### Task objective
Identify the lines holding "called" and copy them.

[Some records]
===
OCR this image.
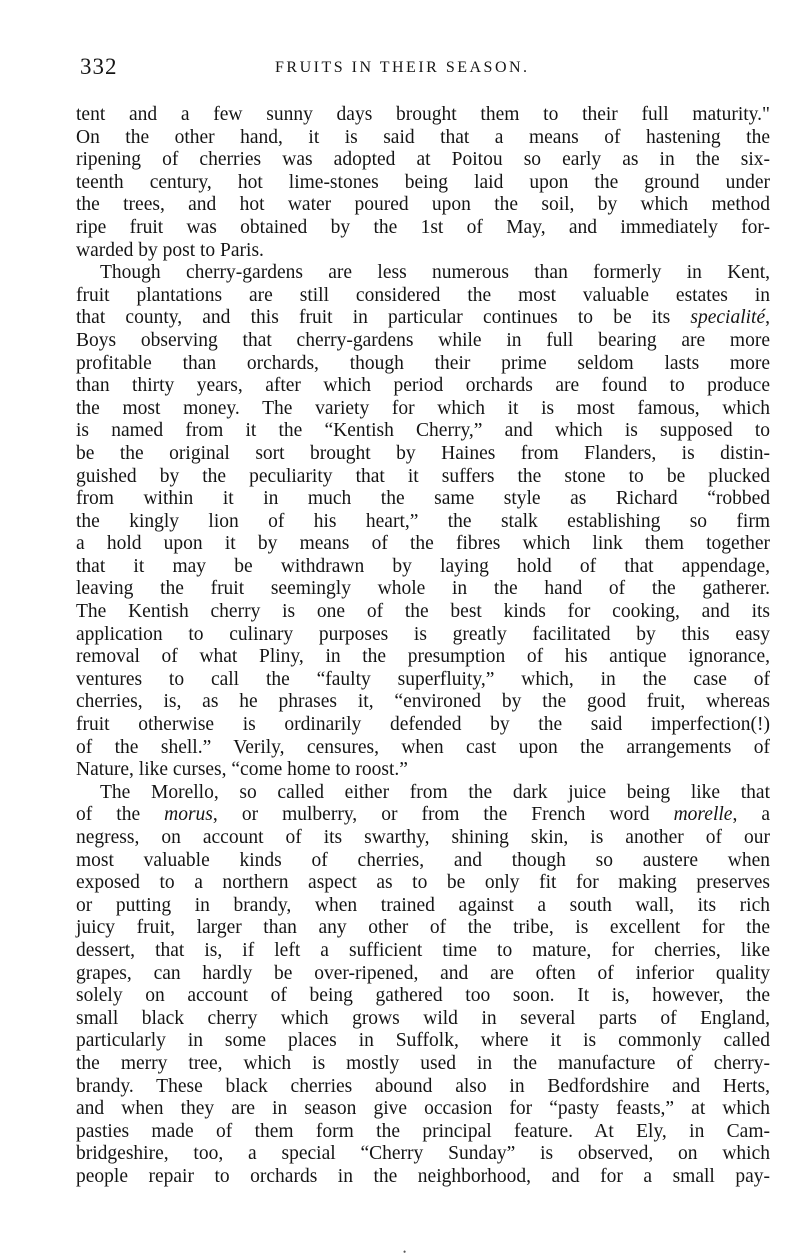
332	FRUITS IN THEIR SEASON.
tent and a few sunny days brought them to their full maturity."
On the other hand, it is said that a means of hastening the
ripening of cherries was adopted at Poitou so early as in the six-
teenth century, hot lime-stones being laid upon the ground under
the trees, and hot water poured upon the soil, by which method
ripe fruit was obtained by the 1st of May, and immediately for-
warded by post to Paris.
Though cherry-gardens are less numerous than formerly in Kent,
fruit plantations are still considered the most valuable estates in
that county, and this fruit in particular continues to be its specialité,
Boys observing that cherry-gardens while in full bearing are more
profitable than orchards, though their prime seldom lasts more
than thirty years, after which period orchards are found to produce
the most money. The variety for which it is most famous, which
is named from it the “Kentish Cherry,” and which is supposed to
be the original sort brought by Haines from Flanders, is distin-
guished by the peculiarity that it suffers the stone to be plucked
from within it in much the same style as Richard “robbed
the kingly lion of his heart,” the stalk establishing so firm
a hold upon it by means of the fibres which link them together
that it may be withdrawn by laying hold of that appendage,
leaving the fruit seemingly whole in the hand of the gatherer.
The Kentish cherry is one of the best kinds for cooking, and its
application to culinary purposes is greatly facilitated by this easy
removal of what Pliny, in the presumption of his antique ignorance,
ventures to call the “faulty superfluity,” which, in the case of
cherries, is, as he phrases it, “environed by the good fruit, whereas
fruit otherwise is ordinarily defended by the said imperfection(!)
of the shell.” Verily, censures, when cast upon the arrangements of
Nature, like curses, “come home to roost.”
The Morello, so called either from the dark juice being like that
of the morus, or mulberry, or from the French word morelle, a
negress, on account of its swarthy, shining skin, is another of our
most valuable kinds of cherries, and though so austere when
exposed to a northern aspect as to be only fit for making preserves
or putting in brandy, when trained against a south wall, its rich
juicy fruit, larger than any other of the tribe, is excellent for the
dessert, that is, if left a sufficient time to mature, for cherries, like
grapes, can hardly be over-ripened, and are often of inferior quality
solely on account of being gathered too soon. It is, however, the
small black cherry which grows wild in several parts of England,
particularly in some places in Suffolk, where it is commonly called
the merry tree, which is mostly used in the manufacture of cherry-
brandy. These black cherries abound also in Bedfordshire and Herts,
and when they are in season give occasion for “pasty feasts,” at which
pasties made of them form the principal feature. At Ely, in Cam-
bridgeshire, too, a special “Cherry Sunday” is observed, on which
people repair to orchards in the neighborhood, and for a small pay-
•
===
### The completed task
The Morello, so called either from the dark juice being like that
particularly in some places in Suffolk, where it is commonly called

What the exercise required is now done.